Stored items from a collection:

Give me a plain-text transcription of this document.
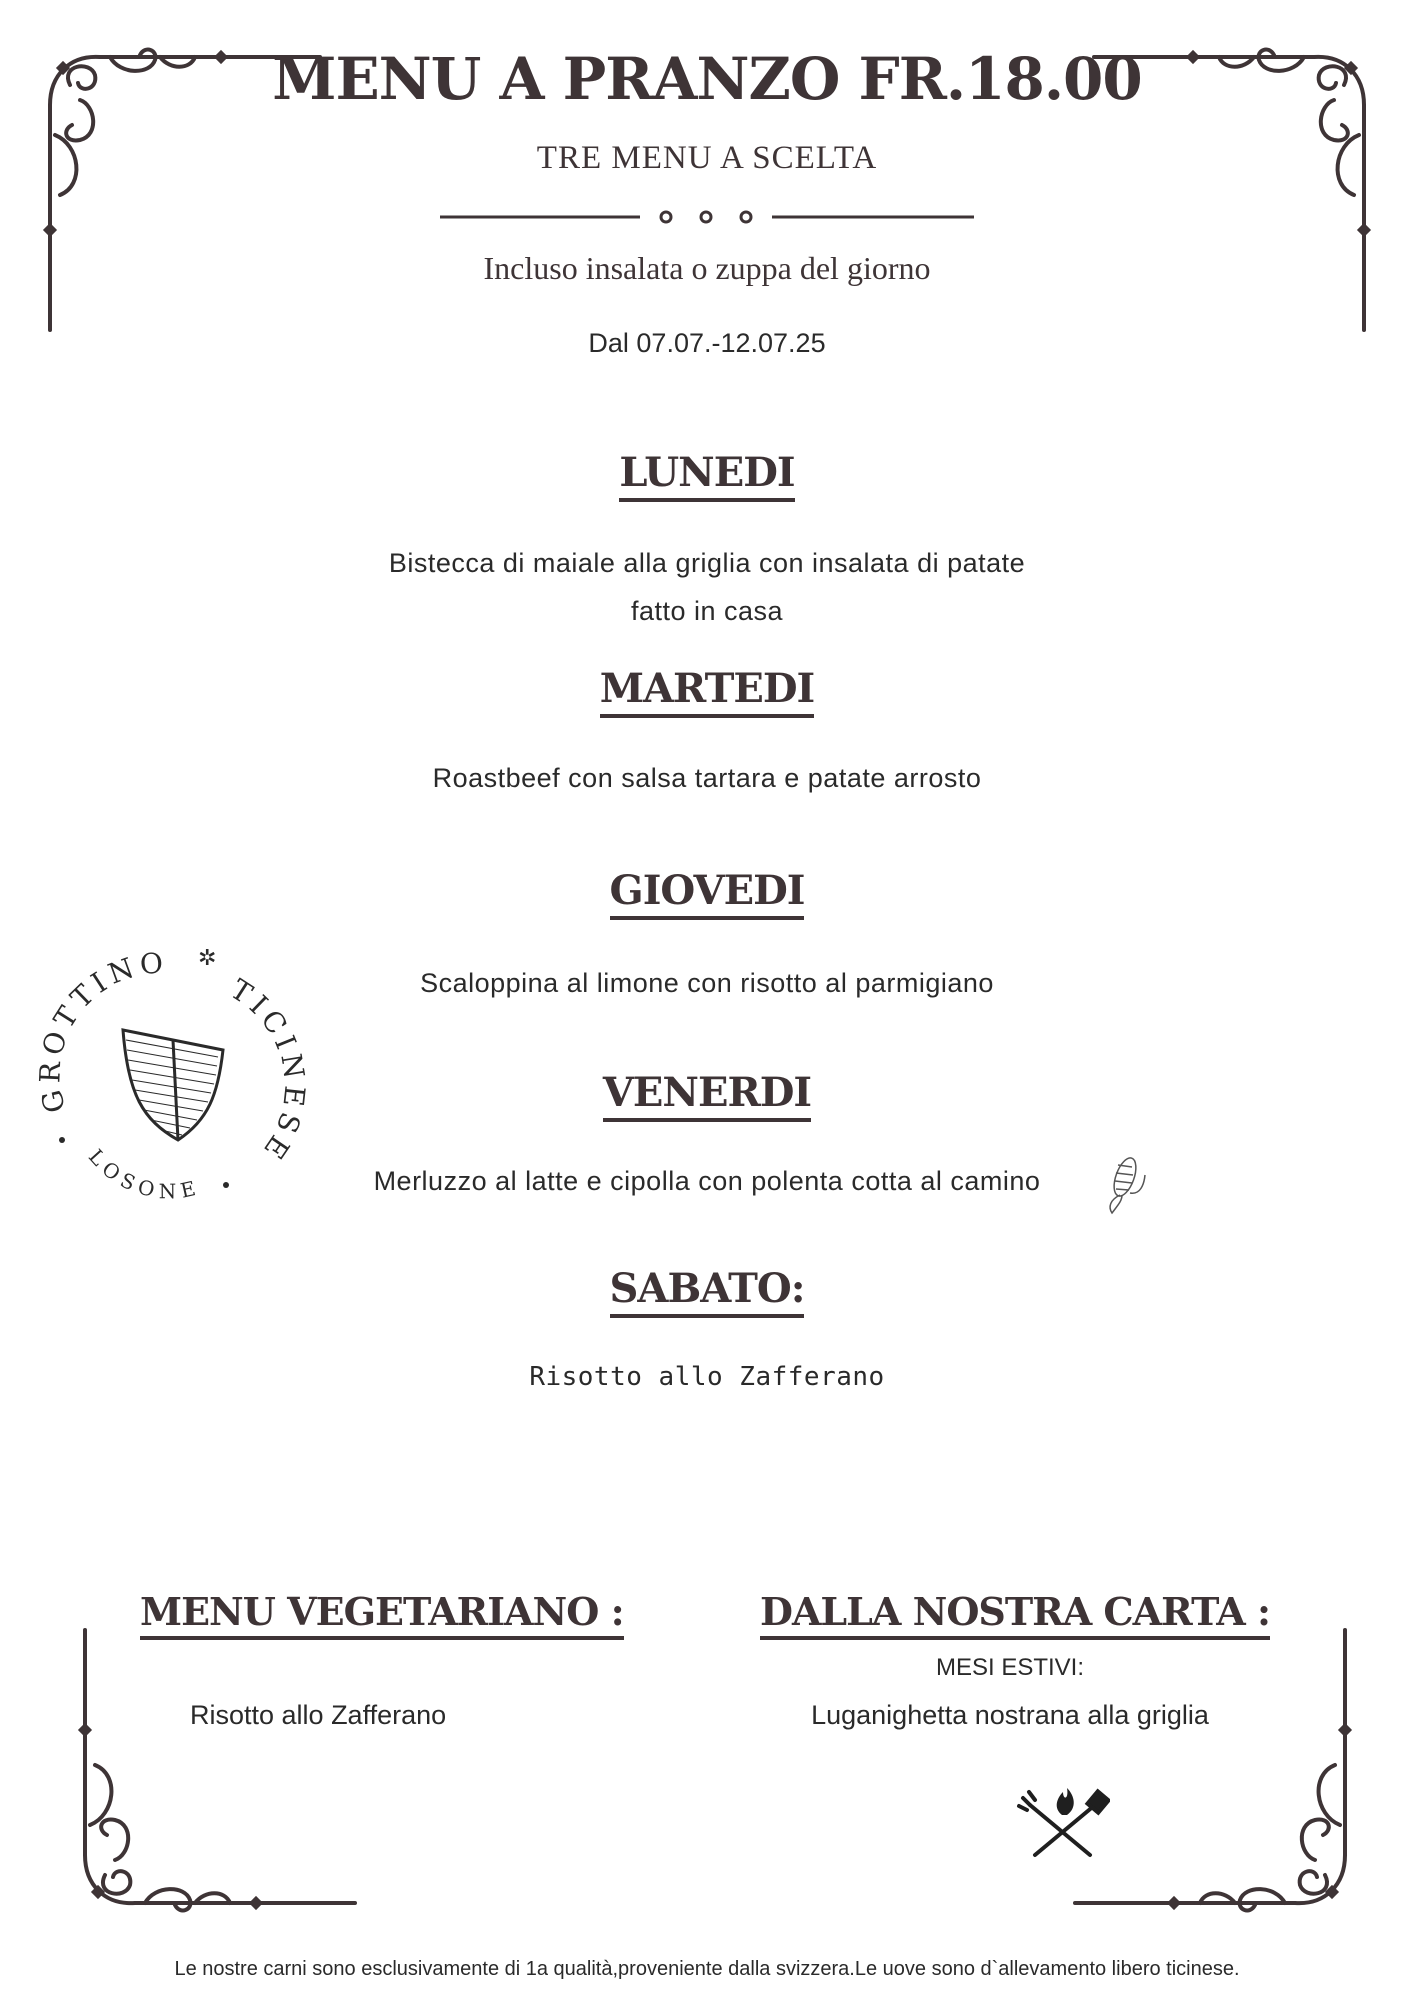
MENU A PRANZO FR.18.00
TRE MENU A SCELTA
Incluso insalata o zuppa del giorno
Dal 07.07.-12.07.25
LUNEDI
Bistecca di maiale alla griglia con insalata di patate
fatto in casa
MARTEDI
Roastbeef con salsa tartara e patate arrosto
GIOVEDI
Scaloppina al limone con risotto al parmigiano
VENERDI
Merluzzo al latte e cipolla con polenta cotta al camino
SABATO:
Risotto allo Zafferano
GROTTINO
TICINESE
LOSONE
✲
MENU VEGETARIANO :
Risotto allo Zafferano
DALLA NOSTRA CARTA :
MESI ESTIVI:
Luganighetta nostrana alla griglia
Le nostre carni sono esclusivamente di 1a qualità,proveniente dalla svizzera.Le uove sono d`allevamento libero ticinese.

* **Written task**: Copy each line of the data that contains the word "patate".

* **Written response**:
Bistecca di maiale alla griglia con insalata di patate
Roastbeef con salsa tartara e patate arrosto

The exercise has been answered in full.